# START OF Records for the task
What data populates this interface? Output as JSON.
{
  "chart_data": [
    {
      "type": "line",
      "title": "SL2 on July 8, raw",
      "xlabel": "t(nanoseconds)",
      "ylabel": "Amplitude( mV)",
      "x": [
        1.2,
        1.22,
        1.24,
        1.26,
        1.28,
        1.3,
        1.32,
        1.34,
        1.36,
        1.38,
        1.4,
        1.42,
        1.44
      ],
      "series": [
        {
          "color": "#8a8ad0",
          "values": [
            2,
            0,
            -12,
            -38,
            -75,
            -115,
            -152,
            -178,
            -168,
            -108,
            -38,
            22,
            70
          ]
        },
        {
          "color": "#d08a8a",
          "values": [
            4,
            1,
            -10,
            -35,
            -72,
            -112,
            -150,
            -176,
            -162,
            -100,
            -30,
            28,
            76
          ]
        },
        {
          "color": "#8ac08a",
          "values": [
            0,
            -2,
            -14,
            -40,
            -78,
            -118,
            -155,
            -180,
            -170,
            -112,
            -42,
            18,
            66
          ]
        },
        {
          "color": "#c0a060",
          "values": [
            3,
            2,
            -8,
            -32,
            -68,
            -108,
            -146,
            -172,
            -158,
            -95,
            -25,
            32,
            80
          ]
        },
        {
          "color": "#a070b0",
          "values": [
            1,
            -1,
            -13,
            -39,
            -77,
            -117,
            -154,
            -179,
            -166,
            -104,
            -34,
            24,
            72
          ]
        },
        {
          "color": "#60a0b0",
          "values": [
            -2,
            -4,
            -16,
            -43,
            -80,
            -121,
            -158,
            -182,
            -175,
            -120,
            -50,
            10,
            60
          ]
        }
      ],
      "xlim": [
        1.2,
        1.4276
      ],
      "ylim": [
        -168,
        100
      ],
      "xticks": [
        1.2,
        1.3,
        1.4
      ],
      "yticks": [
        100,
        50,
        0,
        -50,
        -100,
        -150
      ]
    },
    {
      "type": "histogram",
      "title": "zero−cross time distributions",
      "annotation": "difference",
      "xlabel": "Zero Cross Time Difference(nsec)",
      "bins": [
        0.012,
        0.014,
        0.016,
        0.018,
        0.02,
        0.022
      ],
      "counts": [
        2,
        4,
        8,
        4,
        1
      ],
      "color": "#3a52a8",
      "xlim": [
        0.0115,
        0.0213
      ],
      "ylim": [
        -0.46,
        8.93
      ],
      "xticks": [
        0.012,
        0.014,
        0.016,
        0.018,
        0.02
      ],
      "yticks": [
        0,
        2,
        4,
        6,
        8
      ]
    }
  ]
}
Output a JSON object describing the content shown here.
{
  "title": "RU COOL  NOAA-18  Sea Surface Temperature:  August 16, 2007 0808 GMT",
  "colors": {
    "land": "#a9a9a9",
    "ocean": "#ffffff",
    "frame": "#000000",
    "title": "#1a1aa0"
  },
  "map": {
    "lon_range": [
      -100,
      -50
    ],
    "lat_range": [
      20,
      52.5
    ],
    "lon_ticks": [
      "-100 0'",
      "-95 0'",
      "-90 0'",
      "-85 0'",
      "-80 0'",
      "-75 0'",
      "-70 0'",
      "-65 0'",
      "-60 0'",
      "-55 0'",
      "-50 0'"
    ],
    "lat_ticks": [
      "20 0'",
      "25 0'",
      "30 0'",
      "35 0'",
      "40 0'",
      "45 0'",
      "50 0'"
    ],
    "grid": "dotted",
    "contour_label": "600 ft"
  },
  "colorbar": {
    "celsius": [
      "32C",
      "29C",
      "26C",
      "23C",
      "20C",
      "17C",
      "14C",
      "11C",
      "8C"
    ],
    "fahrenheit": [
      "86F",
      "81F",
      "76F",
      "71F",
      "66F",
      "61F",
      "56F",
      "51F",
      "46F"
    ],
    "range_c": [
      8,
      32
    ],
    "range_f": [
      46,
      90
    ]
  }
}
# END OF Records for the task
## Short task
Extract, word for word, each line of the listing above.

## Task result
What data populates this interface? Output as JSON.
{
  "chart_data": [
    {
      "type": "line",
      "title": "SL2 on July 8, raw",
      "xlabel": "t(nanoseconds)",
      "ylabel": "Amplitude( mV)",
      "x": [
        1.2,
        1.22,
        1.24,
        1.26,
        1.28,
        1.3,
        1.32,
        1.34,
        1.36,
        1.38,
        1.4,
        1.42,
        1.44
      ],
      "series": [
        {
          "color": "#8a8ad0",
          "values": [
            2,
            0,
            -12,
            -38,
            -75,
            -115,
            -152,
            -178,
            -168,
            -108,
            -38,
            22,
            70
          ]
        },
        {
          "color": "#d08a8a",
          "values": [
            4,
            1,
            -10,
            -35,
            -72,
            -112,
            -150,
            -176,
            -162,
            -100,
            -30,
            28,
            76
          ]
        },
        {
          "color": "#8ac08a",
          "values": [
            0,
            -2,
            -14,
            -40,
            -78,
            -118,
            -155,
            -180,
            -170,
            -112,
            -42,
            18,
            66
          ]
        },
        {
          "color": "#c0a060",
          "values": [
            3,
            2,
            -8,
            -32,
            -68,
            -108,
            -146,
            -172,
            -158,
            -95,
            -25,
            32,
            80
          ]
        },
        {
          "color": "#a070b0",
          "values": [
            1,
            -1,
            -13,
            -39,
            -77,
            -117,
            -154,
            -179,
            -166,
            -104,
            -34,
            24,
            72
          ]
        },
        {
          "color": "#60a0b0",
          "values": [
            -2,
            -4,
            -16,
            -43,
            -80,
            -121,
            -158,
            -182,
            -175,
            -120,
            -50,
            10,
            60
          ]
        }
      ],
      "xlim": [
        1.2,
        1.4276
      ],
      "ylim": [
        -168,
        100
      ],
      "xticks": [
        1.2,
        1.3,
        1.4
      ],
      "yticks": [
        100,
        50,
        0,
        -50,
        -100,
        -150
      ]
    },
    {
      "type": "histogram",
      "title": "zero−cross time distributions",
      "annotation": "difference",
      "xlabel": "Zero Cross Time Difference(nsec)",
      "bins": [
        0.012,
        0.014,
        0.016,
        0.018,
        0.02,
        0.022
      ],
      "counts": [
        2,
        4,
        8,
        4,
        1
      ],
      "color": "#3a52a8",
      "xlim": [
        0.0115,
        0.0213
      ],
      "ylim": [
        -0.46,
        8.93
      ],
      "xticks": [
        0.012,
        0.014,
        0.016,
        0.018,
        0.02
      ],
      "yticks": [
        0,
        2,
        4,
        6,
        8
      ]
    }
  ]
}
Output a JSON object describing the content shown here.
{
  "title": "RU COOL  NOAA-18  Sea Surface Temperature:  August 16, 2007 0808 GMT",
  "colors": {
    "land": "#a9a9a9",
    "ocean": "#ffffff",
    "frame": "#000000",
    "title": "#1a1aa0"
  },
  "map": {
    "lon_range": [
      -100,
      -50
    ],
    "lat_range": [
      20,
      52.5
    ],
    "lon_ticks": [
      "-100 0'",
      "-95 0'",
      "-90 0'",
      "-85 0'",
      "-80 0'",
      "-75 0'",
      "-70 0'",
      "-65 0'",
      "-60 0'",
      "-55 0'",
      "-50 0'"
    ],
    "lat_ticks": [
      "20 0'",
      "25 0'",
      "30 0'",
      "35 0'",
      "40 0'",
      "45 0'",
      "50 0'"
    ],
    "grid": "dotted",
    "contour_label": "600 ft"
  },
  "colorbar": {
    "celsius": [
      "32C",
      "29C",
      "26C",
      "23C",
      "20C",
      "17C",
      "14C",
      "11C",
      "8C"
    ],
    "fahrenheit": [
      "86F",
      "81F",
      "76F",
      "71F",
      "66F",
      "61F",
      "56F",
      "51F",
      "46F"
    ],
    "range_c": [
      8,
      32
    ],
    "range_f": [
      46,
      90
    ]
  }
}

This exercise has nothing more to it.